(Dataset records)
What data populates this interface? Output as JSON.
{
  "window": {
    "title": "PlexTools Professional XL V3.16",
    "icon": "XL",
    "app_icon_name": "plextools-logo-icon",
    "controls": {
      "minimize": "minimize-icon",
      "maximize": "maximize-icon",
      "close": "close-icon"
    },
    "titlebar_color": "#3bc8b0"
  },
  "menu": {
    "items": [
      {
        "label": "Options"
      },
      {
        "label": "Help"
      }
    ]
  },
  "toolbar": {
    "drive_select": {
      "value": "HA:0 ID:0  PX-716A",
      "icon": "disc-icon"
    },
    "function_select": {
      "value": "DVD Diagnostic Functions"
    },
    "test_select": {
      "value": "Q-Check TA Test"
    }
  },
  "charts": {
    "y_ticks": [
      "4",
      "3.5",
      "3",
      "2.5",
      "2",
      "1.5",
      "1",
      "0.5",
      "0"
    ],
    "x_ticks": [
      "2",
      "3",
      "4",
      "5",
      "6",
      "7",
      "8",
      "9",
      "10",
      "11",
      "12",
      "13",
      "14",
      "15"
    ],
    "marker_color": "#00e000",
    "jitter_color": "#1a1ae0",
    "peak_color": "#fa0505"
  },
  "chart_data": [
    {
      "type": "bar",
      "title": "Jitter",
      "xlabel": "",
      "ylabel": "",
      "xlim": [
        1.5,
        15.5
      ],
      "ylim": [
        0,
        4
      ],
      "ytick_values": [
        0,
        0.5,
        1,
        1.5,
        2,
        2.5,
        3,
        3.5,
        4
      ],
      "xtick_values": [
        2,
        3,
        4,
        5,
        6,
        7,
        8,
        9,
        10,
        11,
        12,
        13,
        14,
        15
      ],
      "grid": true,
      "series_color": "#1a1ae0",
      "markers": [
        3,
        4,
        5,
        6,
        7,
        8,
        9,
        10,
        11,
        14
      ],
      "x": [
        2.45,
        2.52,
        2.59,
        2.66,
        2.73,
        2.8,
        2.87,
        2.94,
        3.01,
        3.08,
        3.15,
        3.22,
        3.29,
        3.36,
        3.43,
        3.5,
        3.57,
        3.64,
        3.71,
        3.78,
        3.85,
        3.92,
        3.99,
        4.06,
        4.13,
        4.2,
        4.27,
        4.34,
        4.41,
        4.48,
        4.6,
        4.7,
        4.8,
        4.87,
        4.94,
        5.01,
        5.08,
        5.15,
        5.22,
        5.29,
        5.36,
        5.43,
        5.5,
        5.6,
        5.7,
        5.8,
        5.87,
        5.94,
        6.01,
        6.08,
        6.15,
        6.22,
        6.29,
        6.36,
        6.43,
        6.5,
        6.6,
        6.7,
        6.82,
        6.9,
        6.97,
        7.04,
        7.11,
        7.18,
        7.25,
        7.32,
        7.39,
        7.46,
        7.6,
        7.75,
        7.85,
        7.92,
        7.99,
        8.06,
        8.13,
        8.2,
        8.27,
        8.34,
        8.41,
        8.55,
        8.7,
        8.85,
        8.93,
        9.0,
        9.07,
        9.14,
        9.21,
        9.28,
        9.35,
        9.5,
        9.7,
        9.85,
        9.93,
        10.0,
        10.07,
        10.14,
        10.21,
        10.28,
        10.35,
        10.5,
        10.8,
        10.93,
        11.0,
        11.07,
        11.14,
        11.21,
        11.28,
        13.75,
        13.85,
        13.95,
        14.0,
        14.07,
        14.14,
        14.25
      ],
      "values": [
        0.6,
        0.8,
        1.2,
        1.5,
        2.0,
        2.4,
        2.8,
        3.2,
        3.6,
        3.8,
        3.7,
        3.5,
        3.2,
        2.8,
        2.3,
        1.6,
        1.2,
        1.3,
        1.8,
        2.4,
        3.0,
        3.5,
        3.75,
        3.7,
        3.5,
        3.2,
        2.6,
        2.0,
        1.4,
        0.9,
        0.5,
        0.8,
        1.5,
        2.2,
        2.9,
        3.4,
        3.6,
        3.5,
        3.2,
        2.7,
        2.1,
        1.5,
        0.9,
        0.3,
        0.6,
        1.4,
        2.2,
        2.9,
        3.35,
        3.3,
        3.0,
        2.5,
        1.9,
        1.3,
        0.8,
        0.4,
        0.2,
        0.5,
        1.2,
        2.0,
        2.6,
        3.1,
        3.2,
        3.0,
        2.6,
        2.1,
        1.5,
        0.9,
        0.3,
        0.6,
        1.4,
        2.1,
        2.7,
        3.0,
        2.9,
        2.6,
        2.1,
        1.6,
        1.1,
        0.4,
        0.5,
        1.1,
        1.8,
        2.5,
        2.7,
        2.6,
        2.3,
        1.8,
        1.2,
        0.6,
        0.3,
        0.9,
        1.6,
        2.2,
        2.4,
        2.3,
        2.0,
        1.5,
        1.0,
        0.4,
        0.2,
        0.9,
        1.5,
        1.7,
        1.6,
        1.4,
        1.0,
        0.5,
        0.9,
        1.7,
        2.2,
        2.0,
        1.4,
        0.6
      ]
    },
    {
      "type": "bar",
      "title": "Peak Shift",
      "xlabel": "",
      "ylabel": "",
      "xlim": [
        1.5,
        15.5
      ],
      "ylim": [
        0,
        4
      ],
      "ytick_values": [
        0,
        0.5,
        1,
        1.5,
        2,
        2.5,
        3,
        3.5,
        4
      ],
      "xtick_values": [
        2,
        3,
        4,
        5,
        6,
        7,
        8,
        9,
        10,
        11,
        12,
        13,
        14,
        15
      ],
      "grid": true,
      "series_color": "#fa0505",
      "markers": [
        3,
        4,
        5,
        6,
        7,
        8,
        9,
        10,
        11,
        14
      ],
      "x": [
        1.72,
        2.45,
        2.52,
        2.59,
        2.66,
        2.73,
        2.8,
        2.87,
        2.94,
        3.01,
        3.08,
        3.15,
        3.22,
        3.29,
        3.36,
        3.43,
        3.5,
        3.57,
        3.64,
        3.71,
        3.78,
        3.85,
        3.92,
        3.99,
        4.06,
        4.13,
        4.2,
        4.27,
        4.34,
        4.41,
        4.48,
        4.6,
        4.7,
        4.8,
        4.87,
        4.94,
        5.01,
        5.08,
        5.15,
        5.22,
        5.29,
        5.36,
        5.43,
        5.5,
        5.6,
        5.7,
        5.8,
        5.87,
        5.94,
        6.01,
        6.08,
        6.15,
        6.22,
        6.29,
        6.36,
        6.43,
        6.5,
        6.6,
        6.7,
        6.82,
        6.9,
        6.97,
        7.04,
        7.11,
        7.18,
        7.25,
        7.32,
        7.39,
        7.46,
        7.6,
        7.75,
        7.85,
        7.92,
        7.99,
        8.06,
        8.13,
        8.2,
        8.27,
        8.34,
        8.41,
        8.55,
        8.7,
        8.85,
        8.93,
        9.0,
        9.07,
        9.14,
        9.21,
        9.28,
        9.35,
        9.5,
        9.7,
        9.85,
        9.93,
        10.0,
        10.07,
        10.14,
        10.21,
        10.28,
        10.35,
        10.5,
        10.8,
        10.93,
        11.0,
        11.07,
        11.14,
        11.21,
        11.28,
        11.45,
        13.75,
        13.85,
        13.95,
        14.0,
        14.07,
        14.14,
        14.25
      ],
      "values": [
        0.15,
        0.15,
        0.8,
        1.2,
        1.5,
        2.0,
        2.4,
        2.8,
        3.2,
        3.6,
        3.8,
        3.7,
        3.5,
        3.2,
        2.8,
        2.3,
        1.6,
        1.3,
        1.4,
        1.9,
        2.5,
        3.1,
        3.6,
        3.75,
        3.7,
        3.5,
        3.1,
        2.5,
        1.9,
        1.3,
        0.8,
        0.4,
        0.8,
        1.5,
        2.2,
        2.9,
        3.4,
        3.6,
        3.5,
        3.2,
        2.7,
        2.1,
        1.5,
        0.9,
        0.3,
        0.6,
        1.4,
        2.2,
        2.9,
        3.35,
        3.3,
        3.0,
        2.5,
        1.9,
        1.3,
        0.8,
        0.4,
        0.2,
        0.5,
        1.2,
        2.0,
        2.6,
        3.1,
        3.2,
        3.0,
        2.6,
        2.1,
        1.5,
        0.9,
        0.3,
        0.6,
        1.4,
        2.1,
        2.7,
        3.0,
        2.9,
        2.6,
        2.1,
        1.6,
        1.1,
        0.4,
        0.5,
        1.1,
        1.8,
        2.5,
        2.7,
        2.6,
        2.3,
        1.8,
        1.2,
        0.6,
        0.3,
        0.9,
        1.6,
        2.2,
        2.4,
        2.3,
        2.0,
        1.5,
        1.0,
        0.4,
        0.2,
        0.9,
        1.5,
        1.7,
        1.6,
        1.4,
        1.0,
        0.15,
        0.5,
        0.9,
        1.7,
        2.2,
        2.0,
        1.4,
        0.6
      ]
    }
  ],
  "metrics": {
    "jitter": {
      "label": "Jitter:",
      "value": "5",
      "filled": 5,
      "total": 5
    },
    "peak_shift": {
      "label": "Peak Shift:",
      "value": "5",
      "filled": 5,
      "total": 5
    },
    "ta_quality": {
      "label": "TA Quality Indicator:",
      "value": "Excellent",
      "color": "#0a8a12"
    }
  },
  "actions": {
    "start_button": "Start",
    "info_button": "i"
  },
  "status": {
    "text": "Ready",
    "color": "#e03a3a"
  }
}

* [Task statement] Among the lines of the data, identify those with the word "icon". Copy each of them.

* [Task answer]
    "icon": "XL",
    "app_icon_name": "plextools-logo-icon",
      "minimize": "minimize-icon",
      "maximize": "maximize-icon",
      "close": "close-icon"
      "icon": "disc-icon"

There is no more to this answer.